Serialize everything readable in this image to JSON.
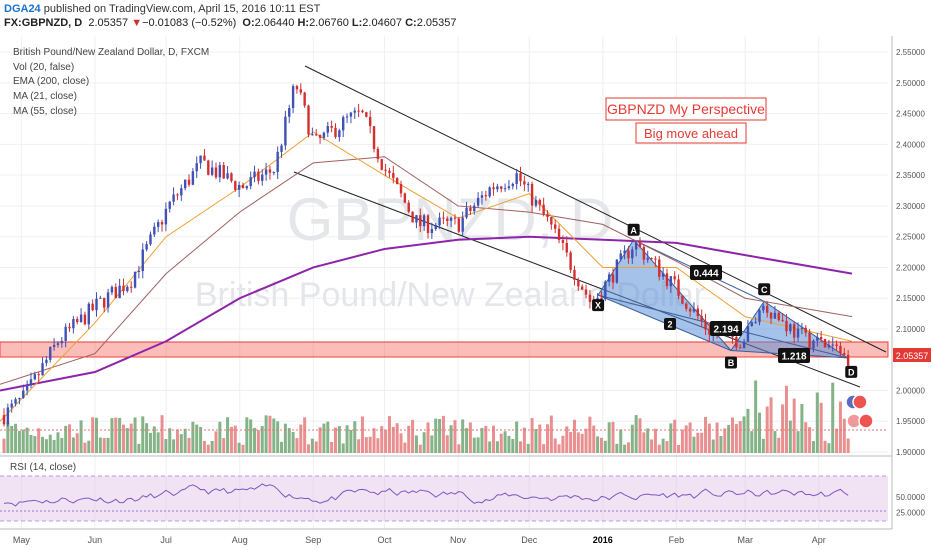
{
  "header": {
    "author": "DGA24",
    "published_text": "published on TradingView.com, April 15, 2016 10:11 EST",
    "symbol": "FX:GBPNZD, D",
    "last": "2.05357",
    "change": "−0.01083 (−0.52%)",
    "open_label": "O:",
    "open": "2.06440",
    "high_label": "H:",
    "high": "2.06760",
    "low_label": "L:",
    "low": "2.04607",
    "close_label": "C:",
    "close": "2.05357"
  },
  "legend": {
    "title": "British Pound/New Zealand Dollar, D, FXCM",
    "items": [
      "Vol (20, false)",
      "EMA (200, close)",
      "MA (21, close)",
      "MA (55, close)"
    ]
  },
  "watermark": {
    "symbol": "GBPNZD, D",
    "name": "British Pound/New Zealand Dollar"
  },
  "annotations": {
    "box1": "GBPNZD My Perspective",
    "box2": "Big move ahead",
    "points": [
      "X",
      "A",
      "B",
      "C",
      "D"
    ],
    "ratios": [
      "0.444",
      "2.194",
      "1.218"
    ],
    "wave_label": "2"
  },
  "rsi": {
    "label": "RSI (14, close)",
    "ticks": [
      "50.0000",
      "25.0000"
    ]
  },
  "colors": {
    "up": "#3f51b5",
    "down": "#d32f2f",
    "ema200": "#8e24aa",
    "ma21": "#f0a030",
    "ma55": "#a06060",
    "zone": "#f44336",
    "pattern": "#5b8fd6",
    "price_tag": "#e53935"
  },
  "chart_data": {
    "type": "line",
    "title": "British Pound/New Zealand Dollar, D, FXCM",
    "x_ticks": [
      "May",
      "Jun",
      "Jul",
      "Aug",
      "Sep",
      "Oct",
      "Nov",
      "Dec",
      "2016",
      "Feb",
      "Mar",
      "Apr"
    ],
    "y_ticks": [
      "2.55000",
      "2.50000",
      "2.45000",
      "2.40000",
      "2.35000",
      "2.30000",
      "2.25000",
      "2.20000",
      "2.15000",
      "2.10000",
      "2.05357",
      "2.00000",
      "1.95000",
      "1.90000"
    ],
    "ylim": [
      1.9,
      2.56
    ],
    "last_price": 2.05357,
    "support_zone": [
      2.05,
      2.07
    ],
    "series": [
      {
        "name": "Close",
        "x": [
          "2015-04-22",
          "2015-05-01",
          "2015-05-15",
          "2015-06-01",
          "2015-06-15",
          "2015-07-01",
          "2015-07-15",
          "2015-08-01",
          "2015-08-15",
          "2015-08-24",
          "2015-09-01",
          "2015-09-15",
          "2015-09-21",
          "2015-10-01",
          "2015-10-15",
          "2015-11-01",
          "2015-11-15",
          "2015-11-26",
          "2015-12-10",
          "2015-12-28",
          "2016-01-15",
          "2016-02-01",
          "2016-02-15",
          "2016-03-01",
          "2016-03-10",
          "2016-03-25",
          "2016-04-08",
          "2016-04-15"
        ],
        "values": [
          1.96,
          1.99,
          2.08,
          2.14,
          2.18,
          2.3,
          2.37,
          2.33,
          2.36,
          2.5,
          2.4,
          2.44,
          2.45,
          2.36,
          2.27,
          2.27,
          2.33,
          2.35,
          2.27,
          2.14,
          2.24,
          2.17,
          2.1,
          2.08,
          2.14,
          2.09,
          2.07,
          2.054
        ]
      },
      {
        "name": "EMA (200, close)",
        "x": [
          "2015-04-22",
          "2015-06-01",
          "2015-07-01",
          "2015-08-01",
          "2015-09-01",
          "2015-10-01",
          "2015-11-01",
          "2015-12-01",
          "2016-01-01",
          "2016-02-01",
          "2016-03-01",
          "2016-04-15"
        ],
        "values": [
          2.0,
          2.03,
          2.08,
          2.15,
          2.2,
          2.23,
          2.245,
          2.25,
          2.245,
          2.24,
          2.22,
          2.19
        ]
      },
      {
        "name": "MA (21, close)",
        "x": [
          "2015-04-22",
          "2015-06-01",
          "2015-07-01",
          "2015-08-01",
          "2015-09-01",
          "2015-10-01",
          "2015-11-01",
          "2015-12-01",
          "2016-01-01",
          "2016-02-01",
          "2016-03-01",
          "2016-04-15"
        ],
        "values": [
          1.95,
          2.11,
          2.25,
          2.33,
          2.42,
          2.35,
          2.28,
          2.32,
          2.2,
          2.2,
          2.12,
          2.08
        ]
      },
      {
        "name": "MA (55, close)",
        "x": [
          "2015-04-22",
          "2015-06-01",
          "2015-07-01",
          "2015-08-01",
          "2015-09-01",
          "2015-10-01",
          "2015-11-01",
          "2015-12-01",
          "2016-01-01",
          "2016-02-01",
          "2016-03-01",
          "2016-04-15"
        ],
        "values": [
          2.01,
          2.06,
          2.19,
          2.29,
          2.37,
          2.38,
          2.3,
          2.29,
          2.27,
          2.21,
          2.15,
          2.12
        ]
      }
    ],
    "harmonic_pattern": {
      "points": [
        "X",
        "A",
        "B",
        "C",
        "D"
      ],
      "values": [
        2.155,
        2.245,
        2.065,
        2.145,
        2.053
      ],
      "ratios": [
        "0.444",
        "2.194",
        "1.218"
      ]
    }
  }
}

——

> [TASK STATEMENT] Return each line exactly as written. Any picture gets left out.

> [EXPECTED OUTPUT]
Serialize everything readable in this image to JSON.
{
  "header": {
    "author": "DGA24",
    "published_text": "published on TradingView.com, April 15, 2016 10:11 EST",
    "symbol": "FX:GBPNZD, D",
    "last": "2.05357",
    "change": "−0.01083 (−0.52%)",
    "open_label": "O:",
    "open": "2.06440",
    "high_label": "H:",
    "high": "2.06760",
    "low_label": "L:",
    "low": "2.04607",
    "close_label": "C:",
    "close": "2.05357"
  },
  "legend": {
    "title": "British Pound/New Zealand Dollar, D, FXCM",
    "items": [
      "Vol (20, false)",
      "EMA (200, close)",
      "MA (21, close)",
      "MA (55, close)"
    ]
  },
  "watermark": {
    "symbol": "GBPNZD, D",
    "name": "British Pound/New Zealand Dollar"
  },
  "annotations": {
    "box1": "GBPNZD My Perspective",
    "box2": "Big move ahead",
    "points": [
      "X",
      "A",
      "B",
      "C",
      "D"
    ],
    "ratios": [
      "0.444",
      "2.194",
      "1.218"
    ],
    "wave_label": "2"
  },
  "rsi": {
    "label": "RSI (14, close)",
    "ticks": [
      "50.0000",
      "25.0000"
    ]
  },
  "colors": {
    "up": "#3f51b5",
    "down": "#d32f2f",
    "ema200": "#8e24aa",
    "ma21": "#f0a030",
    "ma55": "#a06060",
    "zone": "#f44336",
    "pattern": "#5b8fd6",
    "price_tag": "#e53935"
  },
  "chart_data": {
    "type": "line",
    "title": "British Pound/New Zealand Dollar, D, FXCM",
    "x_ticks": [
      "May",
      "Jun",
      "Jul",
      "Aug",
      "Sep",
      "Oct",
      "Nov",
      "Dec",
      "2016",
      "Feb",
      "Mar",
      "Apr"
    ],
    "y_ticks": [
      "2.55000",
      "2.50000",
      "2.45000",
      "2.40000",
      "2.35000",
      "2.30000",
      "2.25000",
      "2.20000",
      "2.15000",
      "2.10000",
      "2.05357",
      "2.00000",
      "1.95000",
      "1.90000"
    ],
    "ylim": [
      1.9,
      2.56
    ],
    "last_price": 2.05357,
    "support_zone": [
      2.05,
      2.07
    ],
    "series": [
      {
        "name": "Close",
        "x": [
          "2015-04-22",
          "2015-05-01",
          "2015-05-15",
          "2015-06-01",
          "2015-06-15",
          "2015-07-01",
          "2015-07-15",
          "2015-08-01",
          "2015-08-15",
          "2015-08-24",
          "2015-09-01",
          "2015-09-15",
          "2015-09-21",
          "2015-10-01",
          "2015-10-15",
          "2015-11-01",
          "2015-11-15",
          "2015-11-26",
          "2015-12-10",
          "2015-12-28",
          "2016-01-15",
          "2016-02-01",
          "2016-02-15",
          "2016-03-01",
          "2016-03-10",
          "2016-03-25",
          "2016-04-08",
          "2016-04-15"
        ],
        "values": [
          1.96,
          1.99,
          2.08,
          2.14,
          2.18,
          2.3,
          2.37,
          2.33,
          2.36,
          2.5,
          2.4,
          2.44,
          2.45,
          2.36,
          2.27,
          2.27,
          2.33,
          2.35,
          2.27,
          2.14,
          2.24,
          2.17,
          2.1,
          2.08,
          2.14,
          2.09,
          2.07,
          2.054
        ]
      },
      {
        "name": "EMA (200, close)",
        "x": [
          "2015-04-22",
          "2015-06-01",
          "2015-07-01",
          "2015-08-01",
          "2015-09-01",
          "2015-10-01",
          "2015-11-01",
          "2015-12-01",
          "2016-01-01",
          "2016-02-01",
          "2016-03-01",
          "2016-04-15"
        ],
        "values": [
          2.0,
          2.03,
          2.08,
          2.15,
          2.2,
          2.23,
          2.245,
          2.25,
          2.245,
          2.24,
          2.22,
          2.19
        ]
      },
      {
        "name": "MA (21, close)",
        "x": [
          "2015-04-22",
          "2015-06-01",
          "2015-07-01",
          "2015-08-01",
          "2015-09-01",
          "2015-10-01",
          "2015-11-01",
          "2015-12-01",
          "2016-01-01",
          "2016-02-01",
          "2016-03-01",
          "2016-04-15"
        ],
        "values": [
          1.95,
          2.11,
          2.25,
          2.33,
          2.42,
          2.35,
          2.28,
          2.32,
          2.2,
          2.2,
          2.12,
          2.08
        ]
      },
      {
        "name": "MA (55, close)",
        "x": [
          "2015-04-22",
          "2015-06-01",
          "2015-07-01",
          "2015-08-01",
          "2015-09-01",
          "2015-10-01",
          "2015-11-01",
          "2015-12-01",
          "2016-01-01",
          "2016-02-01",
          "2016-03-01",
          "2016-04-15"
        ],
        "values": [
          2.01,
          2.06,
          2.19,
          2.29,
          2.37,
          2.38,
          2.3,
          2.29,
          2.27,
          2.21,
          2.15,
          2.12
        ]
      }
    ],
    "harmonic_pattern": {
      "points": [
        "X",
        "A",
        "B",
        "C",
        "D"
      ],
      "values": [
        2.155,
        2.245,
        2.065,
        2.145,
        2.053
      ],
      "ratios": [
        "0.444",
        "2.194",
        "1.218"
      ]
    }
  }
}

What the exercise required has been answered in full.